(begin)

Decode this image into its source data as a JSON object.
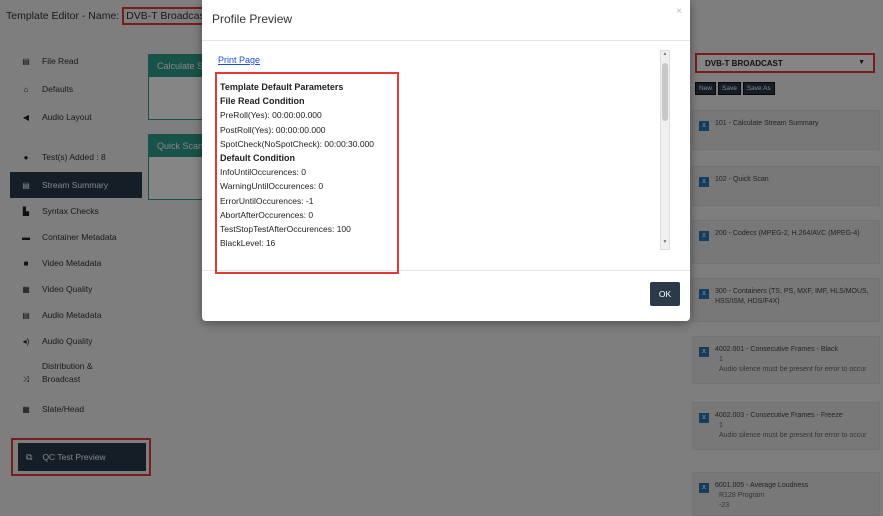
{
  "header": {
    "title_prefix": "Template Editor - Name: ",
    "template_name": "DVB-T Broadcast"
  },
  "sidebar": {
    "items": [
      {
        "label": "File Read",
        "icon": "file-icon"
      },
      {
        "label": "Defaults",
        "icon": "home-icon"
      },
      {
        "label": "Audio Layout",
        "icon": "megaphone-icon"
      },
      {
        "label": "Test(s) Added : 8",
        "icon": "circle-icon"
      },
      {
        "label": "Stream Summary",
        "icon": "list-icon"
      },
      {
        "label": "Syntax Checks",
        "icon": "doc-icon"
      },
      {
        "label": "Container Metadata",
        "icon": "folder-icon"
      },
      {
        "label": "Video Metadata",
        "icon": "video-icon"
      },
      {
        "label": "Video Quality",
        "icon": "film-icon"
      },
      {
        "label": "Audio Metadata",
        "icon": "audio-file-icon"
      },
      {
        "label": "Audio Quality",
        "icon": "speaker-icon"
      },
      {
        "label": "Distribution & Broadcast",
        "icon": "shuffle-icon"
      },
      {
        "label": "Slate/Head",
        "icon": "grid-icon"
      }
    ],
    "qc_button": "QC Test Preview"
  },
  "main": {
    "cards": [
      {
        "label": "Calculate S"
      },
      {
        "label": "Quick Scan"
      }
    ]
  },
  "right_panel": {
    "template_select": "DVB-T BROADCAST",
    "buttons": [
      "New",
      "Save",
      "Save As"
    ],
    "tests": [
      {
        "title": "101 - Calculate Stream Summary",
        "sub": ""
      },
      {
        "title": "102 - Quick Scan",
        "sub": ""
      },
      {
        "title": "200 - Codecs (MPEG-2, H.264/AVC (MPEG-4)",
        "sub": ""
      },
      {
        "title": "300 - Containers (TS, PS, MXF, IMF, HLS/MOUS, HSS/ISM, HDS/F4X)",
        "sub": ""
      },
      {
        "title": "4002.001 - Consecutive Frames - Black",
        "sub": "1\nAudio silence must be present for error to occur"
      },
      {
        "title": "4002.003 - Consecutive Frames - Freeze",
        "sub": "1\nAudio silence must be present for error to occur"
      },
      {
        "title": "6001.005 - Average Loudness",
        "sub": "R128 Program\n-23"
      }
    ]
  },
  "modal": {
    "title": "Profile Preview",
    "print_link": "Print Page",
    "ok_label": "OK",
    "params": {
      "heading": "Template Default Parameters",
      "file_read_heading": "File Read Condition",
      "file_read": [
        "PreRoll(Yes): 00:00:00.000",
        "PostRoll(Yes): 00:00:00.000",
        "SpotCheck(NoSpotCheck): 00:00:30.000"
      ],
      "default_heading": "Default Condition",
      "defaults": [
        "InfoUntilOccurences: 0",
        "WarningUntilOccurences: 0",
        "ErrorUntilOccurences: -1",
        "AbortAfterOccurences: 0",
        "TestStopTestAfterOccurences: 100",
        "BlackLevel: 16"
      ]
    }
  },
  "colors": {
    "highlight": "#e53935",
    "dark_nav": "#2a3a4a",
    "teal": "#2e9e8a",
    "link": "#1a4fd6"
  }
}
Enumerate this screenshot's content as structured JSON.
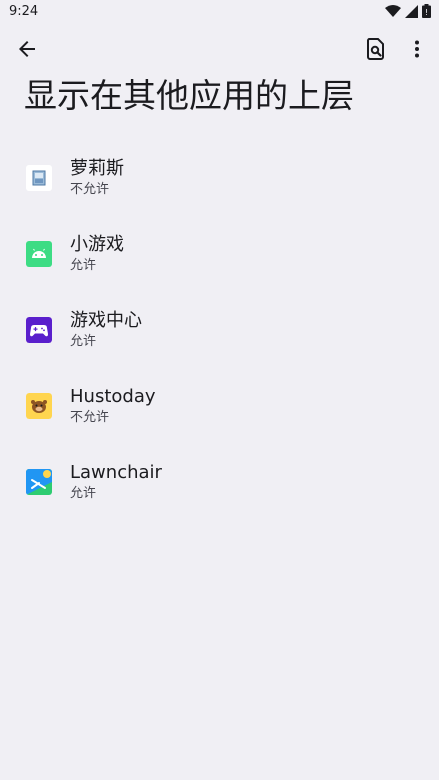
{
  "status_bar": {
    "time": "9:24",
    "icons": [
      "wifi-icon",
      "signal-icon",
      "battery-icon"
    ]
  },
  "app_bar": {
    "icons": [
      "back-arrow-icon",
      "search-in-page-icon",
      "more-vert-icon"
    ]
  },
  "page": {
    "title": "显示在其他应用的上层"
  },
  "apps": [
    {
      "name": "萝莉斯",
      "status": "不允许",
      "icon": "app-icon-loris"
    },
    {
      "name": "小游戏",
      "status": "允许",
      "icon": "android-icon"
    },
    {
      "name": "游戏中心",
      "status": "允许",
      "icon": "gamepad-icon"
    },
    {
      "name": "Hustoday",
      "status": "不允许",
      "icon": "app-icon-hustoday"
    },
    {
      "name": "Lawnchair",
      "status": "允许",
      "icon": "app-icon-lawnchair"
    }
  ],
  "colors": {
    "background": "#f0eff4",
    "text": "#1b1b1f",
    "subtext": "#46464f"
  }
}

(end)

## To be done
Set out every line from the material that contains the string "Summary".

## Correct response
        "label": "Stream Summary",
        "title": "101 - Calculate Stream Summary",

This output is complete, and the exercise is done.